### The exercise
Report, word for word, every line of the material that contains "name".

• • • • • • •

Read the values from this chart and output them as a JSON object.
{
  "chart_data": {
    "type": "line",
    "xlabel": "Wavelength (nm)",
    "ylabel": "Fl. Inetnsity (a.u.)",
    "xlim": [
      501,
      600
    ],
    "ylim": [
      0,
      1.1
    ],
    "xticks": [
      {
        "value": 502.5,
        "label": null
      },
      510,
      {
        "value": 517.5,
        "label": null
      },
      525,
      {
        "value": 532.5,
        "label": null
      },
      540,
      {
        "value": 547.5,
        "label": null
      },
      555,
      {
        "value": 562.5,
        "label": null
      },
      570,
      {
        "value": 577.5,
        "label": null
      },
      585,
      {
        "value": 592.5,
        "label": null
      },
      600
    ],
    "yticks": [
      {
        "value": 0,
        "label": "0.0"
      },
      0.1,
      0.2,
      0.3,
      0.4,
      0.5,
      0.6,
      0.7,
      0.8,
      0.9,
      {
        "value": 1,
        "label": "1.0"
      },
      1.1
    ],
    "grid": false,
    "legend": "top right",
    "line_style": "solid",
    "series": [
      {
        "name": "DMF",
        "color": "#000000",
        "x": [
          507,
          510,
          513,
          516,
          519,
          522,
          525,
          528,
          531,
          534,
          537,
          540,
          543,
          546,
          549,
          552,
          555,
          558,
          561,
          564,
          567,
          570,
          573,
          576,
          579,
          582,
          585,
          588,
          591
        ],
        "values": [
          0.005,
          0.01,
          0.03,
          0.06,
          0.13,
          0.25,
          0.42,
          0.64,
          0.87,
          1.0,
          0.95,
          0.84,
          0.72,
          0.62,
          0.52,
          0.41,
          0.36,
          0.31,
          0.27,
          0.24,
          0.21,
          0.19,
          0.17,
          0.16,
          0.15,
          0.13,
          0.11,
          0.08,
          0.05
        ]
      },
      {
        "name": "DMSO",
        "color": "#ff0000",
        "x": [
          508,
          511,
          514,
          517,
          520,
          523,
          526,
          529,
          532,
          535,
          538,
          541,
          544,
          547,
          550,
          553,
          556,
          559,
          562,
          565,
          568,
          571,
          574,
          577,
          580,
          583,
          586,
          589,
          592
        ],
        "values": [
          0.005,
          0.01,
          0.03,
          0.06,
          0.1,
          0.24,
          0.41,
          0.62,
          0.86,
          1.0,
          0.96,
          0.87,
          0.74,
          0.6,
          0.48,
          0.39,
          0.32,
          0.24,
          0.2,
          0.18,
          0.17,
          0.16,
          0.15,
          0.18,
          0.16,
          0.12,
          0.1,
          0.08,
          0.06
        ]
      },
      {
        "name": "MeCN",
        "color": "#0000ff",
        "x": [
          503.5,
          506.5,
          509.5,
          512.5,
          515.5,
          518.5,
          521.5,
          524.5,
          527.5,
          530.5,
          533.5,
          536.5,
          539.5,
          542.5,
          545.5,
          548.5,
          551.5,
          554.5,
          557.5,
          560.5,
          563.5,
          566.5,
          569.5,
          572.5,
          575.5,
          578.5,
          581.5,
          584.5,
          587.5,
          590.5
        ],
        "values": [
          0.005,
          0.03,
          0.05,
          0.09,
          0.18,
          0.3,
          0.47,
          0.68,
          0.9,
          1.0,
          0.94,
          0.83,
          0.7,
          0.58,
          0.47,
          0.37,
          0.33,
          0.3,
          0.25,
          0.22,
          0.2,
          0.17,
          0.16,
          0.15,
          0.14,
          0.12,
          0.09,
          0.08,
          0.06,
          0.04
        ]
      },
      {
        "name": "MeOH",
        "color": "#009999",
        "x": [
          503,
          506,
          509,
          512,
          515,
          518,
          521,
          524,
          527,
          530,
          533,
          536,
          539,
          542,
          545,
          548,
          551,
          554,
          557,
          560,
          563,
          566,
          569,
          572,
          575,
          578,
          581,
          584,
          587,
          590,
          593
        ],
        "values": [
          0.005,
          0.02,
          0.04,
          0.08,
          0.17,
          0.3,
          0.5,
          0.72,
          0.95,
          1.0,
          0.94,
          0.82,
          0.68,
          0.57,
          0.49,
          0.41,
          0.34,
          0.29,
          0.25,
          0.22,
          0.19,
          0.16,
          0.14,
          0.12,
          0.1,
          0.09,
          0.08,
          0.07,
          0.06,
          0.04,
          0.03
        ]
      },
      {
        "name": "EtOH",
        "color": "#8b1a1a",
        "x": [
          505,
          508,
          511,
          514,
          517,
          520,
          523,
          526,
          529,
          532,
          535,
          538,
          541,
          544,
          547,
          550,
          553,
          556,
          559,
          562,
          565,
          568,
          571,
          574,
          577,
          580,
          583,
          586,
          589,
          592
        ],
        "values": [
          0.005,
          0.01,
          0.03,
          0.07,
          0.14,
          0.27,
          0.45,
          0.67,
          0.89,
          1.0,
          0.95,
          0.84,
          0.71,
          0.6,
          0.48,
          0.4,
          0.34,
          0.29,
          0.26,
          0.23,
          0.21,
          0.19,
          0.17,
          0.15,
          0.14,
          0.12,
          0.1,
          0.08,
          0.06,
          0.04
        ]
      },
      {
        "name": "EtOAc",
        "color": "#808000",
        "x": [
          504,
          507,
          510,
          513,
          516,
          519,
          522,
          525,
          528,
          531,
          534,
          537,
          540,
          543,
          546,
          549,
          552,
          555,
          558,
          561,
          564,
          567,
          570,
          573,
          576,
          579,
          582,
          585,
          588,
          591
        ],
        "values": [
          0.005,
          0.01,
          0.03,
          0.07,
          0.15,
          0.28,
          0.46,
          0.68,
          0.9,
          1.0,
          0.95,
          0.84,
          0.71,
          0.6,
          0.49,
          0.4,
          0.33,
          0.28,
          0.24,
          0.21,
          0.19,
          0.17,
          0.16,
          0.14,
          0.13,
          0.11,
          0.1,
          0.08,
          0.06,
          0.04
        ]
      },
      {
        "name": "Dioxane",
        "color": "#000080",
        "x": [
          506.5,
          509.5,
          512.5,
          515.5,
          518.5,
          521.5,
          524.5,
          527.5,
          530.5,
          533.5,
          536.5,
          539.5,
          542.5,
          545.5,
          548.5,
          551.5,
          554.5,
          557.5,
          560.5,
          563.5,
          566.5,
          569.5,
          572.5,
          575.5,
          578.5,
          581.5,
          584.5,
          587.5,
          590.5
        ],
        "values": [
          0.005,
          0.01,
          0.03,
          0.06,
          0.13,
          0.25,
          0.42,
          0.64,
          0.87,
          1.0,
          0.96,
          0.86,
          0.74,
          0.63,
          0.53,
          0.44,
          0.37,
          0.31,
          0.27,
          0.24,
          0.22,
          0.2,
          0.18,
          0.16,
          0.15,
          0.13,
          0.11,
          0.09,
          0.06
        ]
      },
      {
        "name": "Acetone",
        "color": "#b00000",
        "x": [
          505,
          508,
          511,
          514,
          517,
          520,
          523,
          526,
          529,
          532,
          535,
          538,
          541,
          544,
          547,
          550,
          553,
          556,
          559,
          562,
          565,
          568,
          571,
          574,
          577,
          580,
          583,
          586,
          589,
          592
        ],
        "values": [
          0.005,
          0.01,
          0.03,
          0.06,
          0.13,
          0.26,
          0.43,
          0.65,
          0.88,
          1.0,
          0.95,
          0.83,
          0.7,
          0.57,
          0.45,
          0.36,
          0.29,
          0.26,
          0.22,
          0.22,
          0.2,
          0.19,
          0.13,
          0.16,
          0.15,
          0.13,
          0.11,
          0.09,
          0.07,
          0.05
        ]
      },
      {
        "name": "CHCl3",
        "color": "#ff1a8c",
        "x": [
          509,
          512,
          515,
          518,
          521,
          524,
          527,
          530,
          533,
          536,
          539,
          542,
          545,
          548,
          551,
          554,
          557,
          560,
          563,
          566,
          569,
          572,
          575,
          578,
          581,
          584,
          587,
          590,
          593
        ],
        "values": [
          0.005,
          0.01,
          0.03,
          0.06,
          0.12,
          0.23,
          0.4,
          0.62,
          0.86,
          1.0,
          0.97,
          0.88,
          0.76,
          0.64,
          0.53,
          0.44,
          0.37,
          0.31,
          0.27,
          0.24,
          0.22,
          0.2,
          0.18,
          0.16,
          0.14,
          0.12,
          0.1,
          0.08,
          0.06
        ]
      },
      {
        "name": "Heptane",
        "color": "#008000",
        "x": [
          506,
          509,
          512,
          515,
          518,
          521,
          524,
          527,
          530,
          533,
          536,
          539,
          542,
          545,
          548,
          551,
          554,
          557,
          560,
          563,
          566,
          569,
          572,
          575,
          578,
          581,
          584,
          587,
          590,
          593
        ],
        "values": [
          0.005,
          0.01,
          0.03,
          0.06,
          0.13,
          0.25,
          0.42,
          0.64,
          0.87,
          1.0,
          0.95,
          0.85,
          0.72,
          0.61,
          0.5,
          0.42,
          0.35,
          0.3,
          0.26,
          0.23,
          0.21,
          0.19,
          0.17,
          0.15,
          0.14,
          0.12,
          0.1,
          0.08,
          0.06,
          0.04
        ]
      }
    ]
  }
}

• • • • • • •

### Solution for this exercise
        "name": "DMF",
        "name": "DMSO",
        "name": "MeCN",
        "name": "MeOH",
        "name": "EtOH",
        "name": "EtOAc",
        "name": "Dioxane",
        "name": "Acetone",
        "name": "CHCl3",
        "name": "Heptane",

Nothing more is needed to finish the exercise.